(DIRECTIONS): Copy each line below that includes "Customizable".

(Stored records):
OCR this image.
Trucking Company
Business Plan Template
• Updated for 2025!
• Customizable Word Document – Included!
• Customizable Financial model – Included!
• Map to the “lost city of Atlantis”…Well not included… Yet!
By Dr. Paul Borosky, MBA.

(SOLUTION FOR THIS TASK):
• Customizable Word Document – Included!
• Customizable Financial model – Included!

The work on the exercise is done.